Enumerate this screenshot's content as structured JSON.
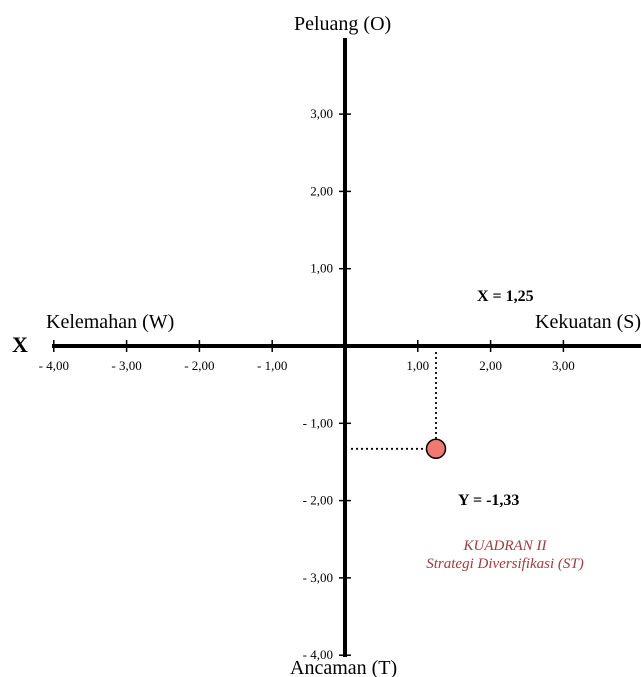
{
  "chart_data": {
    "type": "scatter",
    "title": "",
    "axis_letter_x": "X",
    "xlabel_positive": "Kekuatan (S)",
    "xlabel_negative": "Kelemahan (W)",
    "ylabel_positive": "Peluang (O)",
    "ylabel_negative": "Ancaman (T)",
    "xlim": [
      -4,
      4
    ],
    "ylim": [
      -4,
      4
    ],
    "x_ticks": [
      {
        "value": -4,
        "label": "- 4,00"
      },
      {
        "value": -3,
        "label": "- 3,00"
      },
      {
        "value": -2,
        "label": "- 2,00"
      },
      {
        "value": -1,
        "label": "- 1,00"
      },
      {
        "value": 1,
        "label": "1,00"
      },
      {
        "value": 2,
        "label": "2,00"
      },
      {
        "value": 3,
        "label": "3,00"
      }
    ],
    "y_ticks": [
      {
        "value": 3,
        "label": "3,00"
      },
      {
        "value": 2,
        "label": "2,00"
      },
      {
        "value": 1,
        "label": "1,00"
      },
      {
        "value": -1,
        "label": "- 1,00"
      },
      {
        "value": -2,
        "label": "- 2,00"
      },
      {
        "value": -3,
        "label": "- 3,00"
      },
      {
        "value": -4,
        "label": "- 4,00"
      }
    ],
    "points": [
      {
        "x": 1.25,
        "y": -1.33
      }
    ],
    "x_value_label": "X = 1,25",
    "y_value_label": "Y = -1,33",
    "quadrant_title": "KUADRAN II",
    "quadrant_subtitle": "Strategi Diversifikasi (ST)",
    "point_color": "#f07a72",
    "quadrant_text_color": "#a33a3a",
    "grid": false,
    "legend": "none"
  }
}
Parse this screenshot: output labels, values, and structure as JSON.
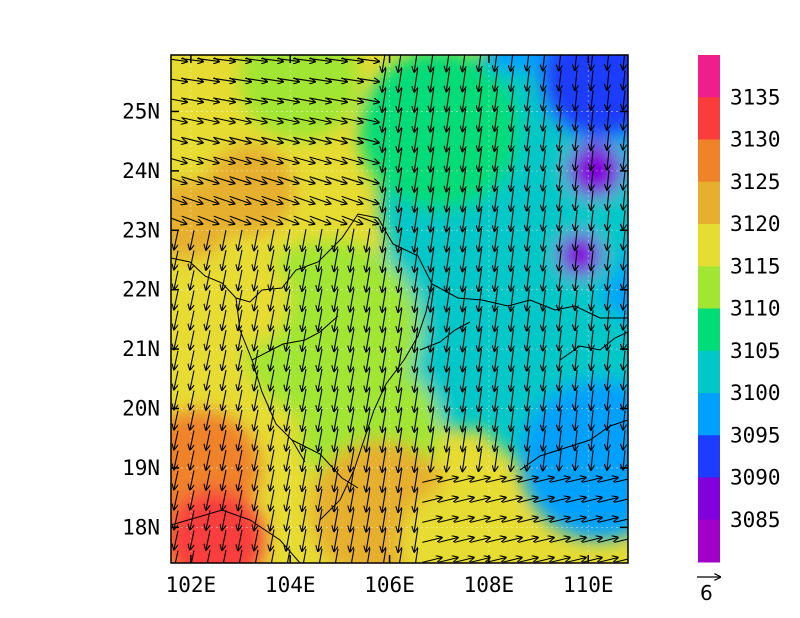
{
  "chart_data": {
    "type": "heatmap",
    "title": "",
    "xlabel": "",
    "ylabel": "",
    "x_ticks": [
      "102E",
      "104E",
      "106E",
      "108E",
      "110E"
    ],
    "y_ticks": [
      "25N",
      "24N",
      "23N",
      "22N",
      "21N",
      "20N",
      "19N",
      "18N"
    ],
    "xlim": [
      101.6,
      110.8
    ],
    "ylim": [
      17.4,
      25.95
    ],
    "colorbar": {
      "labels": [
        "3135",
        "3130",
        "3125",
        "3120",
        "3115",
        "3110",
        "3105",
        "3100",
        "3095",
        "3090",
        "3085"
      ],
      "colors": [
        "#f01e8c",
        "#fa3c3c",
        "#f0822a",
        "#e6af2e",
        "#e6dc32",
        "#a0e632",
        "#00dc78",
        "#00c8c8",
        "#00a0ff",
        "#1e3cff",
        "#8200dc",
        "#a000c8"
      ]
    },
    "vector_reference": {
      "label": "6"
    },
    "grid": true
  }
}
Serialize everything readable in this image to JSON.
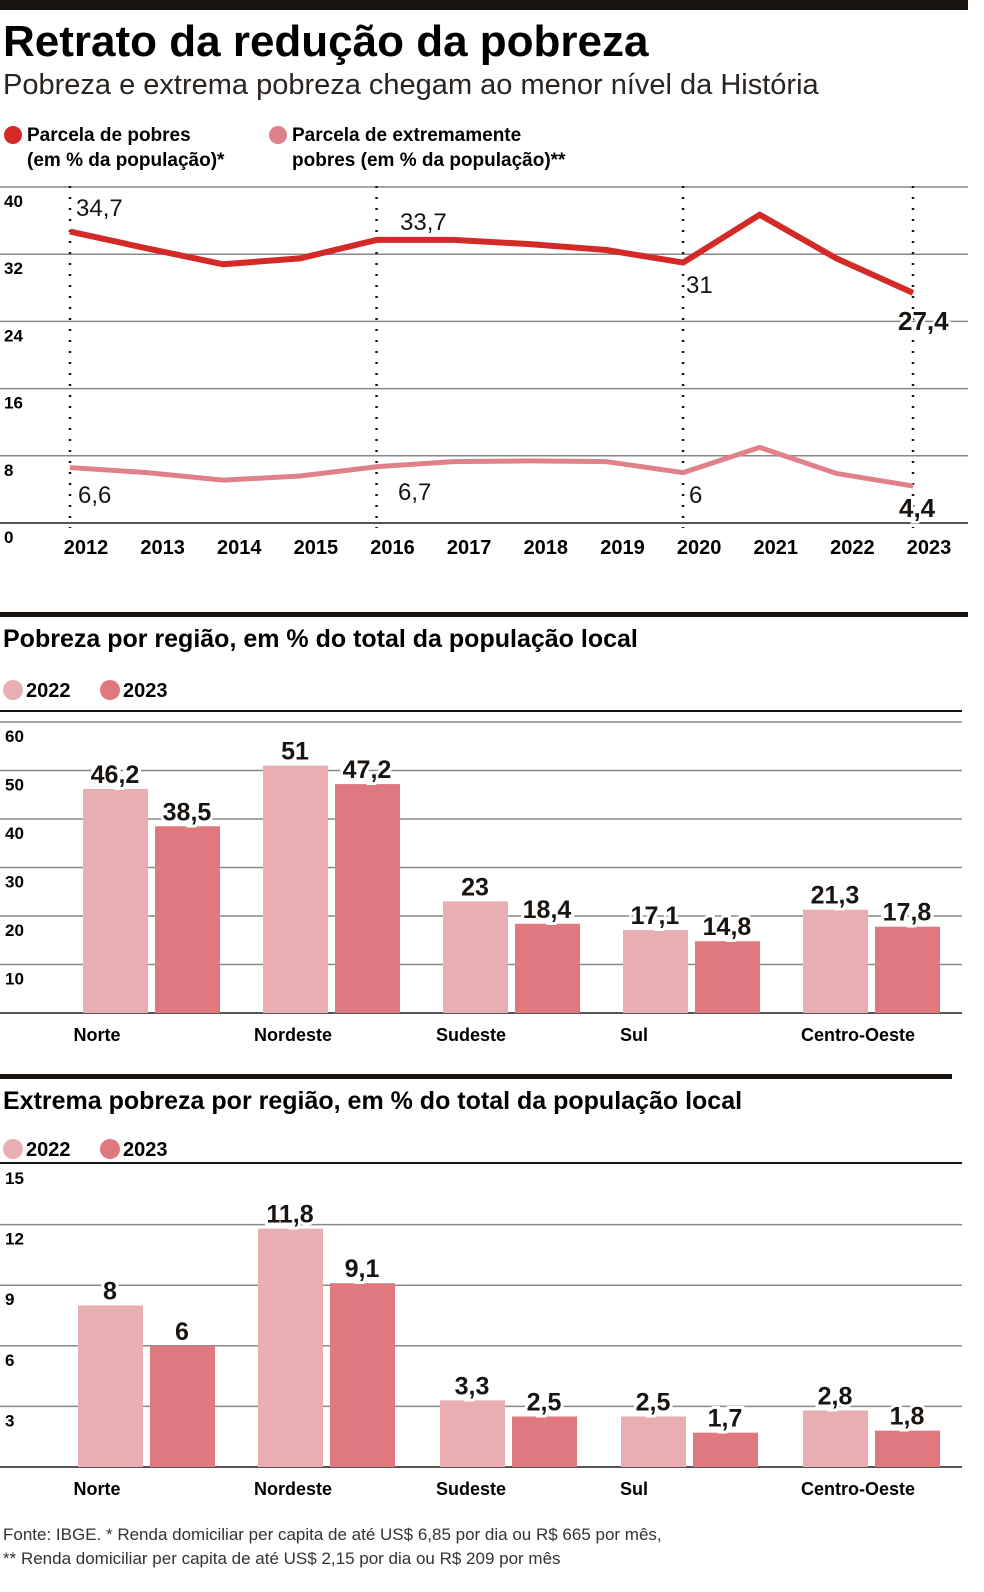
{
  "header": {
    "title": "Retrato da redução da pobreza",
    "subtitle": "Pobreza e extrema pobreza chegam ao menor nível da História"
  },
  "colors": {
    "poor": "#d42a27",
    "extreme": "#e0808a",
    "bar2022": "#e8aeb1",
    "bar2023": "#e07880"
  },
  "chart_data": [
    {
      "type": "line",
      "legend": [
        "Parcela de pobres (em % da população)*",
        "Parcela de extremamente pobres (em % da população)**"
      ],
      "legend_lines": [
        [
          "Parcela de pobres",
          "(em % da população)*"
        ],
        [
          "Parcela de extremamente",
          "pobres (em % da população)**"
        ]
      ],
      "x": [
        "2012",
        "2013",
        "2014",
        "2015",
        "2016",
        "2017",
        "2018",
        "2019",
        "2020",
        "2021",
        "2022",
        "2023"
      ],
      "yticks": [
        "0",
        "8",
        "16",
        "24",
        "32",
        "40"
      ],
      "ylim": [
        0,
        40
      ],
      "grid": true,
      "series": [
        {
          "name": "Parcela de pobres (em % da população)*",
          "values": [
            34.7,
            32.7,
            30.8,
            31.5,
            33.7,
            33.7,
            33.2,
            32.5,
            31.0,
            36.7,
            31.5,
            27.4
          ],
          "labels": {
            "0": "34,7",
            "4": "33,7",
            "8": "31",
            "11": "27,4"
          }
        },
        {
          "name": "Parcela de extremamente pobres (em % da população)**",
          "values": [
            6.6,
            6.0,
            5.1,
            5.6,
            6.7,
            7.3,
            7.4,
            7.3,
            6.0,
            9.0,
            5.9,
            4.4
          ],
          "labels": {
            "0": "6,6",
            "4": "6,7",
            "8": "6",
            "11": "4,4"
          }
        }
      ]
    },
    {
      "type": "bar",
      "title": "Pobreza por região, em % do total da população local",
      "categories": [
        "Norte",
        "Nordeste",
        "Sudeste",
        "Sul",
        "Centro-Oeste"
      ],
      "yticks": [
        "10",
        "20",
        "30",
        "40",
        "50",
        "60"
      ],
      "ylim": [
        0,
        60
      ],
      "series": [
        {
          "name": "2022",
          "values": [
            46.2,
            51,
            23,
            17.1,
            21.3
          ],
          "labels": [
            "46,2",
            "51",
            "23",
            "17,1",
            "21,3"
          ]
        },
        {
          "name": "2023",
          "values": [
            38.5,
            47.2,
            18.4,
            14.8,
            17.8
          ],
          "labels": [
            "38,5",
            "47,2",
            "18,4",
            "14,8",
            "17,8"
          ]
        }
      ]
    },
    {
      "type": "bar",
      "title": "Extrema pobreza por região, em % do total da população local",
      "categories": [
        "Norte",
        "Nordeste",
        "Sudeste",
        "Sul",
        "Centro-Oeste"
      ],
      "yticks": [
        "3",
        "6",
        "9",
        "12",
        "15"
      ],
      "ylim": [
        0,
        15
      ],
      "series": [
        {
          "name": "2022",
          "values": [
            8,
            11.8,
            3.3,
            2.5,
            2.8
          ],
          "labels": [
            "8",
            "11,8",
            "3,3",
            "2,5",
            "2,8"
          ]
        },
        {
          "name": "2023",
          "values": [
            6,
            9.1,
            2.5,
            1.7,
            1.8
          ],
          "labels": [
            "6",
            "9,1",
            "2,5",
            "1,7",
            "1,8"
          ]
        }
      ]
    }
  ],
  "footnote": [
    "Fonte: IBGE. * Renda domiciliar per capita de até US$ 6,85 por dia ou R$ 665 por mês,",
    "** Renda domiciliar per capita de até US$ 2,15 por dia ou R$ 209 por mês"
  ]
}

* [EXERCISE AIM]: Without the pictures, write out the whole listing above exactly as it appears.

* [RESPONSE TO THIS EXERCISE]:
Enumerate this screenshot's content as structured JSON.
{
  "chart_data": {
    "type": "scatter",
    "title": "",
    "axis_letter_x": "X",
    "xlabel_positive": "Kekuatan (S)",
    "xlabel_negative": "Kelemahan (W)",
    "ylabel_positive": "Peluang (O)",
    "ylabel_negative": "Ancaman (T)",
    "xlim": [
      -4,
      4
    ],
    "ylim": [
      -4,
      4
    ],
    "x_ticks": [
      {
        "value": -4,
        "label": "- 4,00"
      },
      {
        "value": -3,
        "label": "- 3,00"
      },
      {
        "value": -2,
        "label": "- 2,00"
      },
      {
        "value": -1,
        "label": "- 1,00"
      },
      {
        "value": 1,
        "label": "1,00"
      },
      {
        "value": 2,
        "label": "2,00"
      },
      {
        "value": 3,
        "label": "3,00"
      }
    ],
    "y_ticks": [
      {
        "value": 3,
        "label": "3,00"
      },
      {
        "value": 2,
        "label": "2,00"
      },
      {
        "value": 1,
        "label": "1,00"
      },
      {
        "value": -1,
        "label": "- 1,00"
      },
      {
        "value": -2,
        "label": "- 2,00"
      },
      {
        "value": -3,
        "label": "- 3,00"
      },
      {
        "value": -4,
        "label": "- 4,00"
      }
    ],
    "points": [
      {
        "x": 1.25,
        "y": -1.33
      }
    ],
    "x_value_label": "X = 1,25",
    "y_value_label": "Y = -1,33",
    "quadrant_title": "KUADRAN II",
    "quadrant_subtitle": "Strategi Diversifikasi (ST)",
    "point_color": "#f07a72",
    "quadrant_text_color": "#a33a3a",
    "grid": false,
    "legend": "none"
  }
}
Parse this screenshot: output labels, values, and structure as JSON.
{
  "chart_data": {
    "type": "heatmap",
    "title": "",
    "xlabel": "",
    "ylabel": "",
    "x_ticks": [
      "102E",
      "104E",
      "106E",
      "108E",
      "110E"
    ],
    "y_ticks": [
      "25N",
      "24N",
      "23N",
      "22N",
      "21N",
      "20N",
      "19N",
      "18N"
    ],
    "xlim": [
      101.6,
      110.8
    ],
    "ylim": [
      17.4,
      25.95
    ],
    "colorbar": {
      "labels": [
        "3135",
        "3130",
        "3125",
        "3120",
        "3115",
        "3110",
        "3105",
        "3100",
        "3095",
        "3090",
        "3085"
      ],
      "colors": [
        "#f01e8c",
        "#fa3c3c",
        "#f0822a",
        "#e6af2e",
        "#e6dc32",
        "#a0e632",
        "#00dc78",
        "#00c8c8",
        "#00a0ff",
        "#1e3cff",
        "#8200dc",
        "#a000c8"
      ]
    },
    "vector_reference": {
      "label": "6"
    },
    "grid": true
  }
}
Serialize everything readable in this image to JSON.
{
  "header": {
    "title": "Retrato da redução da pobreza",
    "subtitle": "Pobreza e extrema pobreza chegam ao menor nível da História"
  },
  "colors": {
    "poor": "#d42a27",
    "extreme": "#e0808a",
    "bar2022": "#e8aeb1",
    "bar2023": "#e07880"
  },
  "chart_data": [
    {
      "type": "line",
      "legend": [
        "Parcela de pobres (em % da população)*",
        "Parcela de extremamente pobres (em % da população)**"
      ],
      "legend_lines": [
        [
          "Parcela de pobres",
          "(em % da população)*"
        ],
        [
          "Parcela de extremamente",
          "pobres (em % da população)**"
        ]
      ],
      "x": [
        "2012",
        "2013",
        "2014",
        "2015",
        "2016",
        "2017",
        "2018",
        "2019",
        "2020",
        "2021",
        "2022",
        "2023"
      ],
      "yticks": [
        "0",
        "8",
        "16",
        "24",
        "32",
        "40"
      ],
      "ylim": [
        0,
        40
      ],
      "grid": true,
      "series": [
        {
          "name": "Parcela de pobres (em % da população)*",
          "values": [
            34.7,
            32.7,
            30.8,
            31.5,
            33.7,
            33.7,
            33.2,
            32.5,
            31.0,
            36.7,
            31.5,
            27.4
          ],
          "labels": {
            "0": "34,7",
            "4": "33,7",
            "8": "31",
            "11": "27,4"
          }
        },
        {
          "name": "Parcela de extremamente pobres (em % da população)**",
          "values": [
            6.6,
            6.0,
            5.1,
            5.6,
            6.7,
            7.3,
            7.4,
            7.3,
            6.0,
            9.0,
            5.9,
            4.4
          ],
          "labels": {
            "0": "6,6",
            "4": "6,7",
            "8": "6",
            "11": "4,4"
          }
        }
      ]
    },
    {
      "type": "bar",
      "title": "Pobreza por região, em % do total da população local",
      "categories": [
        "Norte",
        "Nordeste",
        "Sudeste",
        "Sul",
        "Centro-Oeste"
      ],
      "yticks": [
        "10",
        "20",
        "30",
        "40",
        "50",
        "60"
      ],
      "ylim": [
        0,
        60
      ],
      "series": [
        {
          "name": "2022",
          "values": [
            46.2,
            51,
            23,
            17.1,
            21.3
          ],
          "labels": [
            "46,2",
            "51",
            "23",
            "17,1",
            "21,3"
          ]
        },
        {
          "name": "2023",
          "values": [
            38.5,
            47.2,
            18.4,
            14.8,
            17.8
          ],
          "labels": [
            "38,5",
            "47,2",
            "18,4",
            "14,8",
            "17,8"
          ]
        }
      ]
    },
    {
      "type": "bar",
      "title": "Extrema pobreza por região, em % do total da população local",
      "categories": [
        "Norte",
        "Nordeste",
        "Sudeste",
        "Sul",
        "Centro-Oeste"
      ],
      "yticks": [
        "3",
        "6",
        "9",
        "12",
        "15"
      ],
      "ylim": [
        0,
        15
      ],
      "series": [
        {
          "name": "2022",
          "values": [
            8,
            11.8,
            3.3,
            2.5,
            2.8
          ],
          "labels": [
            "8",
            "11,8",
            "3,3",
            "2,5",
            "2,8"
          ]
        },
        {
          "name": "2023",
          "values": [
            6,
            9.1,
            2.5,
            1.7,
            1.8
          ],
          "labels": [
            "6",
            "9,1",
            "2,5",
            "1,7",
            "1,8"
          ]
        }
      ]
    }
  ],
  "footnote": [
    "Fonte: IBGE. * Renda domiciliar per capita de até US$ 6,85 por dia ou R$ 665 por mês,",
    "** Renda domiciliar per capita de até US$ 2,15 por dia ou R$ 209 por mês"
  ]
}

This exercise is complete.